• Exercise description
Set the listing down unchanged, minus every embedded image.

Extracted records:
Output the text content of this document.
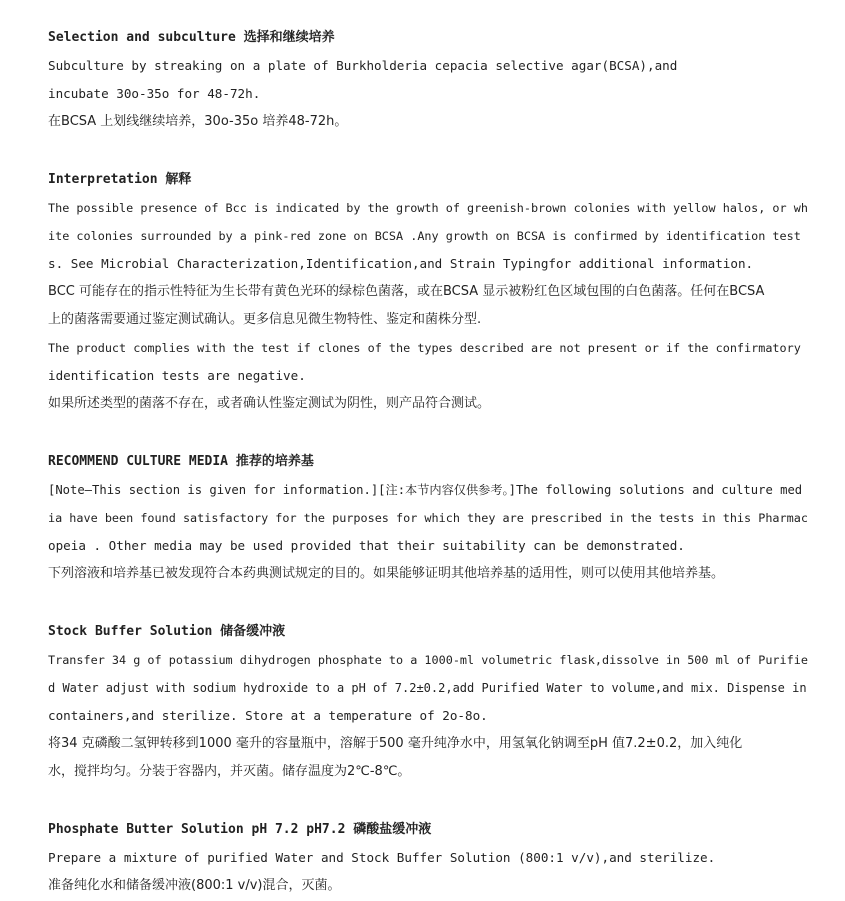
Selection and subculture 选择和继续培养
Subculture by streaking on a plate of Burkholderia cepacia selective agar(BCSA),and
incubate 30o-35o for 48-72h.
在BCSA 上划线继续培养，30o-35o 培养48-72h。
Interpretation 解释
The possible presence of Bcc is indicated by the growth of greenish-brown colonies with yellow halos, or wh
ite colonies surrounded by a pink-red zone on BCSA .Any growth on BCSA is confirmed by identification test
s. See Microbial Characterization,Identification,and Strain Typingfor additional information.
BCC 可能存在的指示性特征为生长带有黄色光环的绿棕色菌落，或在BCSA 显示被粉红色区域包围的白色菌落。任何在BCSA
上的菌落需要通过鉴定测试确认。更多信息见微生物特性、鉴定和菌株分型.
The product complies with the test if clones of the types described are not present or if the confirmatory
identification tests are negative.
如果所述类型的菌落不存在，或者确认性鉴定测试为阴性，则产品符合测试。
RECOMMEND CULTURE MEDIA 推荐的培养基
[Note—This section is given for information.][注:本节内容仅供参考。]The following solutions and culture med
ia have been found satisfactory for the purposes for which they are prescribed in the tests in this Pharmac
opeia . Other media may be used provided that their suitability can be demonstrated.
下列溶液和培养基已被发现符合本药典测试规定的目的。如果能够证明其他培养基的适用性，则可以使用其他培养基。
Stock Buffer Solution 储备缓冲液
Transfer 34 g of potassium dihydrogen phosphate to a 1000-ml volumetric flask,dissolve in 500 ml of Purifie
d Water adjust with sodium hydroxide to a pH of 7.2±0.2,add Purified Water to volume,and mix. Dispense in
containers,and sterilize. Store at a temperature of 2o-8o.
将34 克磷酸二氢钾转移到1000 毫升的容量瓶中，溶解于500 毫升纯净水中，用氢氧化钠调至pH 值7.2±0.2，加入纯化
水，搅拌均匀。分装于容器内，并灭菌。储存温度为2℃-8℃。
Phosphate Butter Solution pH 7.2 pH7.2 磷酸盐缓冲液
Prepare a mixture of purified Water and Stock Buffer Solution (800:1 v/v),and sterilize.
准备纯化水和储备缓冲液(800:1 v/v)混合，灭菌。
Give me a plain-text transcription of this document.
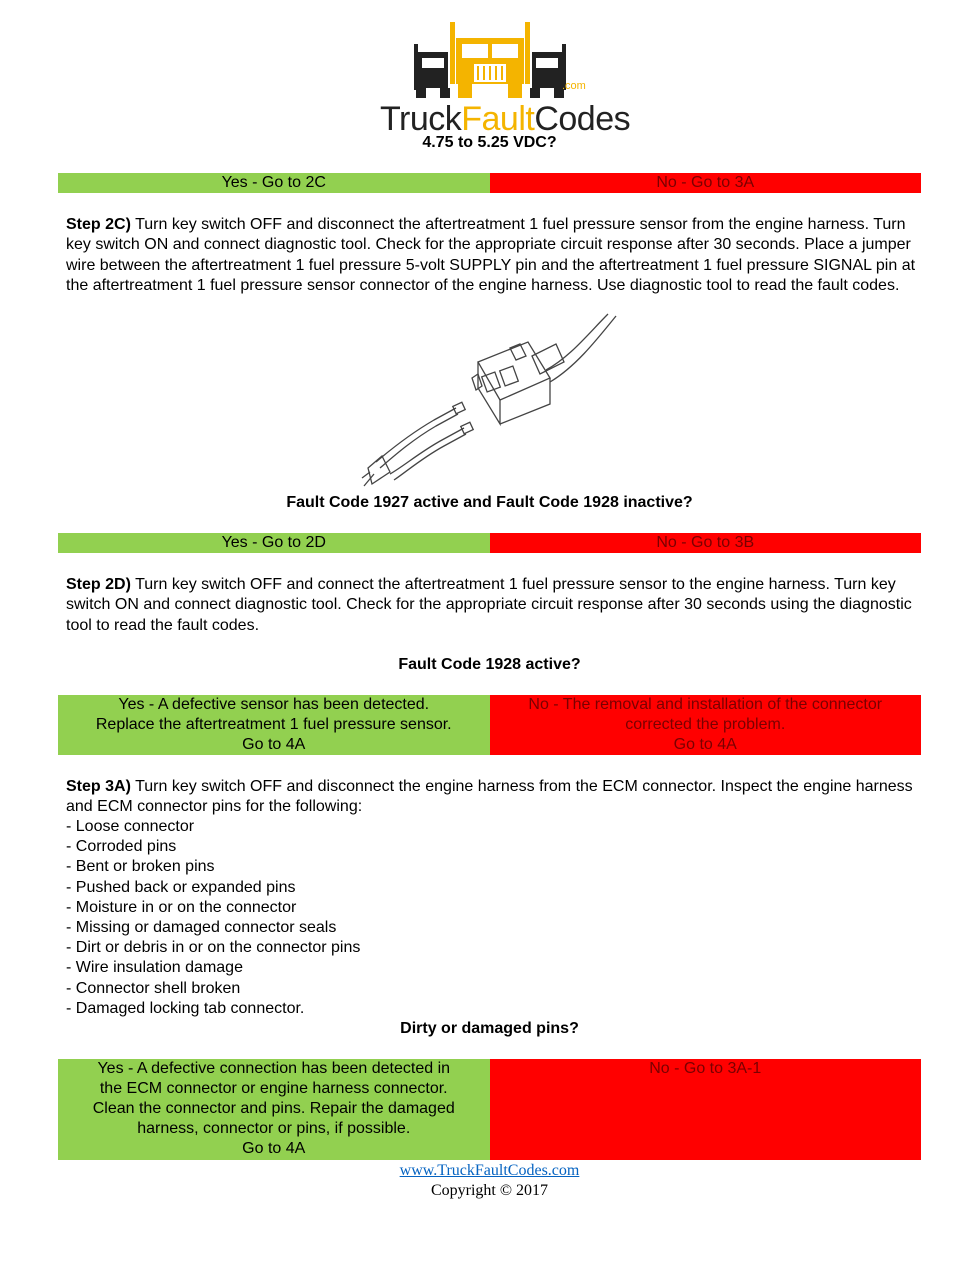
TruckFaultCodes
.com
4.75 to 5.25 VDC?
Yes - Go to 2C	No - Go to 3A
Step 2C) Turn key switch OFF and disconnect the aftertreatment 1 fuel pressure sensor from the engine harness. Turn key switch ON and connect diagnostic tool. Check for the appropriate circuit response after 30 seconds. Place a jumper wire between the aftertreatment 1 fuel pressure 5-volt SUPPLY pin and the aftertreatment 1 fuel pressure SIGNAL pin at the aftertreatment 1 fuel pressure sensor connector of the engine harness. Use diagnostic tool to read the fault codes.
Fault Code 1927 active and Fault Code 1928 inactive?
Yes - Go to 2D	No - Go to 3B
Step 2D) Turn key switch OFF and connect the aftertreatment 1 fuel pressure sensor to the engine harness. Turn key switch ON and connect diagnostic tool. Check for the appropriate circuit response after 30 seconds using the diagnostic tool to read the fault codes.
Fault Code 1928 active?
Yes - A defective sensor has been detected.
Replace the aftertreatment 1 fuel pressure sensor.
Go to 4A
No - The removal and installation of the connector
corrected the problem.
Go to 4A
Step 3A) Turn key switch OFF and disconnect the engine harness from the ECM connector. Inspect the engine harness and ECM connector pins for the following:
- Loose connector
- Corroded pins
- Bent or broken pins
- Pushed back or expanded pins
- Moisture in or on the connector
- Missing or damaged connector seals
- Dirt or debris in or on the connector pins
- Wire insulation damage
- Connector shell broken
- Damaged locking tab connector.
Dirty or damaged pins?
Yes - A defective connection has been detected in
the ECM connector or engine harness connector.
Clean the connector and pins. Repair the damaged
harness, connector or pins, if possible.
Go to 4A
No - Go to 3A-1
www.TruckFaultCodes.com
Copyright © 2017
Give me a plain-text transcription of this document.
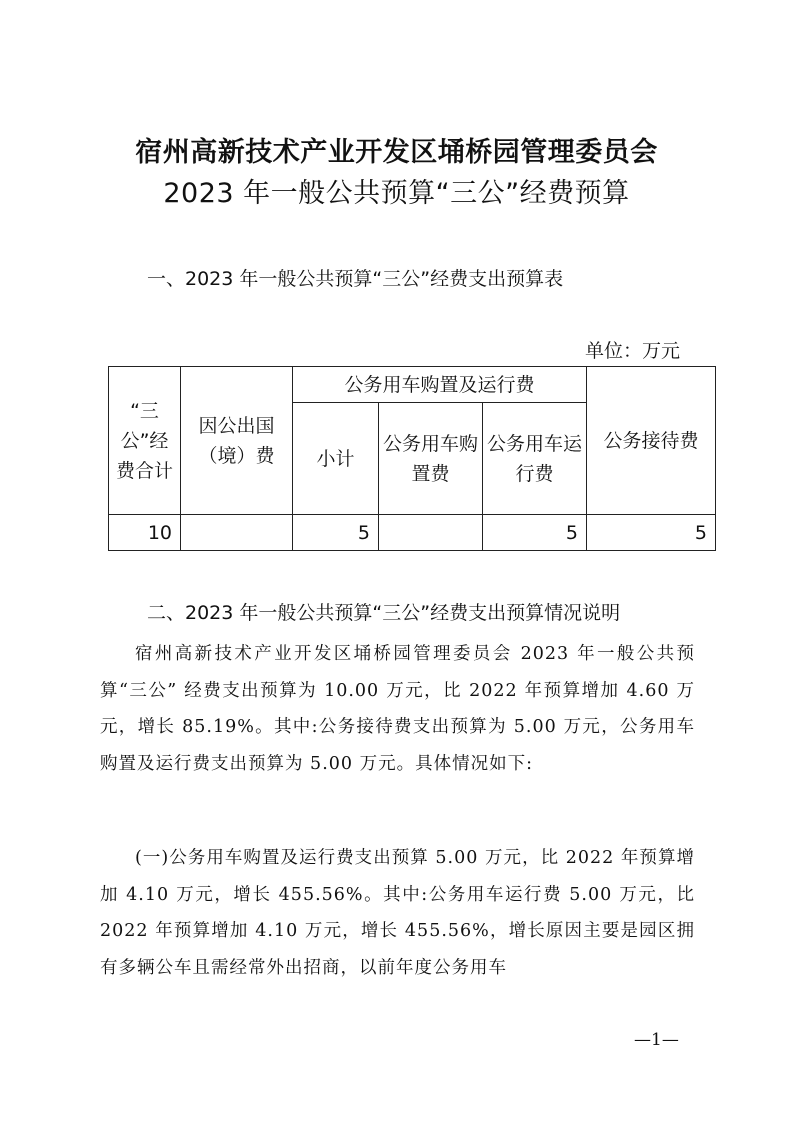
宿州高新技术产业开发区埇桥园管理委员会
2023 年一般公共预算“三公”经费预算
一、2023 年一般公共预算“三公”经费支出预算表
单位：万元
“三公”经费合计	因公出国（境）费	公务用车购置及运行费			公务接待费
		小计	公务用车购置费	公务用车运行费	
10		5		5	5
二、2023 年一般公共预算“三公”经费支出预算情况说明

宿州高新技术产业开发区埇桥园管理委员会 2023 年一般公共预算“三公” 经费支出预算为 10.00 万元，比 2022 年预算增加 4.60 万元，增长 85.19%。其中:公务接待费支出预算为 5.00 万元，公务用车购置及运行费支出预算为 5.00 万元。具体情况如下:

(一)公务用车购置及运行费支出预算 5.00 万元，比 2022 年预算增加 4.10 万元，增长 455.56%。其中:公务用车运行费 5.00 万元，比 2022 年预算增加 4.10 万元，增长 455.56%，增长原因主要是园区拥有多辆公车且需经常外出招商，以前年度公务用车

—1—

• Worked solution
Output the text content of this document.
Selection and subculture 选择和继续培养
Subculture by streaking on a plate of Burkholderia cepacia selective agar(BCSA),and
incubate 30o-35o for 48-72h.
在BCSA 上划线继续培养，30o-35o 培养48-72h。
Interpretation 解释
The possible presence of Bcc is indicated by the growth of greenish-brown colonies with yellow halos, or wh
ite colonies surrounded by a pink-red zone on BCSA .Any growth on BCSA is confirmed by identification test
s. See Microbial Characterization,Identification,and Strain Typingfor additional information.
BCC 可能存在的指示性特征为生长带有黄色光环的绿棕色菌落，或在BCSA 显示被粉红色区域包围的白色菌落。任何在BCSA
上的菌落需要通过鉴定测试确认。更多信息见微生物特性、鉴定和菌株分型.
The product complies with the test if clones of the types described are not present or if the confirmatory
identification tests are negative.
如果所述类型的菌落不存在，或者确认性鉴定测试为阴性，则产品符合测试。
RECOMMEND CULTURE MEDIA 推荐的培养基
[Note—This section is given for information.][注:本节内容仅供参考。]The following solutions and culture med
ia have been found satisfactory for the purposes for which they are prescribed in the tests in this Pharmac
opeia . Other media may be used provided that their suitability can be demonstrated.
下列溶液和培养基已被发现符合本药典测试规定的目的。如果能够证明其他培养基的适用性，则可以使用其他培养基。
Stock Buffer Solution 储备缓冲液
Transfer 34 g of potassium dihydrogen phosphate to a 1000-ml volumetric flask,dissolve in 500 ml of Purifie
d Water adjust with sodium hydroxide to a pH of 7.2±0.2,add Purified Water to volume,and mix. Dispense in
containers,and sterilize. Store at a temperature of 2o-8o.
将34 克磷酸二氢钾转移到1000 毫升的容量瓶中，溶解于500 毫升纯净水中，用氢氧化钠调至pH 值7.2±0.2，加入纯化
水，搅拌均匀。分装于容器内，并灭菌。储存温度为2℃-8℃。
Phosphate Butter Solution pH 7.2 pH7.2 磷酸盐缓冲液
Prepare a mixture of purified Water and Stock Buffer Solution (800:1 v/v),and sterilize.
准备纯化水和储备缓冲液(800:1 v/v)混合，灭菌。
Give me a plain-text transcription of this document.
TruckFaultCodes
.com
4.75 to 5.25 VDC?
Yes - Go to 2C	No - Go to 3A
Step 2C) Turn key switch OFF and disconnect the aftertreatment 1 fuel pressure sensor from the engine harness. Turn key switch ON and connect diagnostic tool. Check for the appropriate circuit response after 30 seconds. Place a jumper wire between the aftertreatment 1 fuel pressure 5-volt SUPPLY pin and the aftertreatment 1 fuel pressure SIGNAL pin at the aftertreatment 1 fuel pressure sensor connector of the engine harness. Use diagnostic tool to read the fault codes.
Fault Code 1927 active and Fault Code 1928 inactive?
Yes - Go to 2D	No - Go to 3B
Step 2D) Turn key switch OFF and connect the aftertreatment 1 fuel pressure sensor to the engine harness. Turn key switch ON and connect diagnostic tool. Check for the appropriate circuit response after 30 seconds using the diagnostic tool to read the fault codes.
Fault Code 1928 active?
Yes - A defective sensor has been detected.
Replace the aftertreatment 1 fuel pressure sensor.
Go to 4A
No - The removal and installation of the connector
corrected the problem.
Go to 4A
Step 3A) Turn key switch OFF and disconnect the engine harness from the ECM connector. Inspect the engine harness and ECM connector pins for the following:
- Loose connector
- Corroded pins
- Bent or broken pins
- Pushed back or expanded pins
- Moisture in or on the connector
- Missing or damaged connector seals
- Dirt or debris in or on the connector pins
- Wire insulation damage
- Connector shell broken
- Damaged locking tab connector.
Dirty or damaged pins?
Yes - A defective connection has been detected in
the ECM connector or engine harness connector.
Clean the connector and pins. Repair the damaged
harness, connector or pins, if possible.
Go to 4A
No - Go to 3A-1
www.TruckFaultCodes.com
Copyright © 2017
Give me a plain-text transcription of this document.
宿州高新技术产业开发区埇桥园管理委员会
2023 年一般公共预算“三公”经费预算
一、2023 年一般公共预算“三公”经费支出预算表
单位：万元
“三公”经费合计	因公出国（境）费	公务用车购置及运行费			公务接待费
		小计	公务用车购置费	公务用车运行费	
10		5		5	5
二、2023 年一般公共预算“三公”经费支出预算情况说明

宿州高新技术产业开发区埇桥园管理委员会 2023 年一般公共预算“三公” 经费支出预算为 10.00 万元，比 2022 年预算增加 4.60 万元，增长 85.19%。其中:公务接待费支出预算为 5.00 万元，公务用车购置及运行费支出预算为 5.00 万元。具体情况如下:

(一)公务用车购置及运行费支出预算 5.00 万元，比 2022 年预算增加 4.10 万元，增长 455.56%。其中:公务用车运行费 5.00 万元，比 2022 年预算增加 4.10 万元，增长 455.56%，增长原因主要是园区拥有多辆公车且需经常外出招商，以前年度公务用车

—1—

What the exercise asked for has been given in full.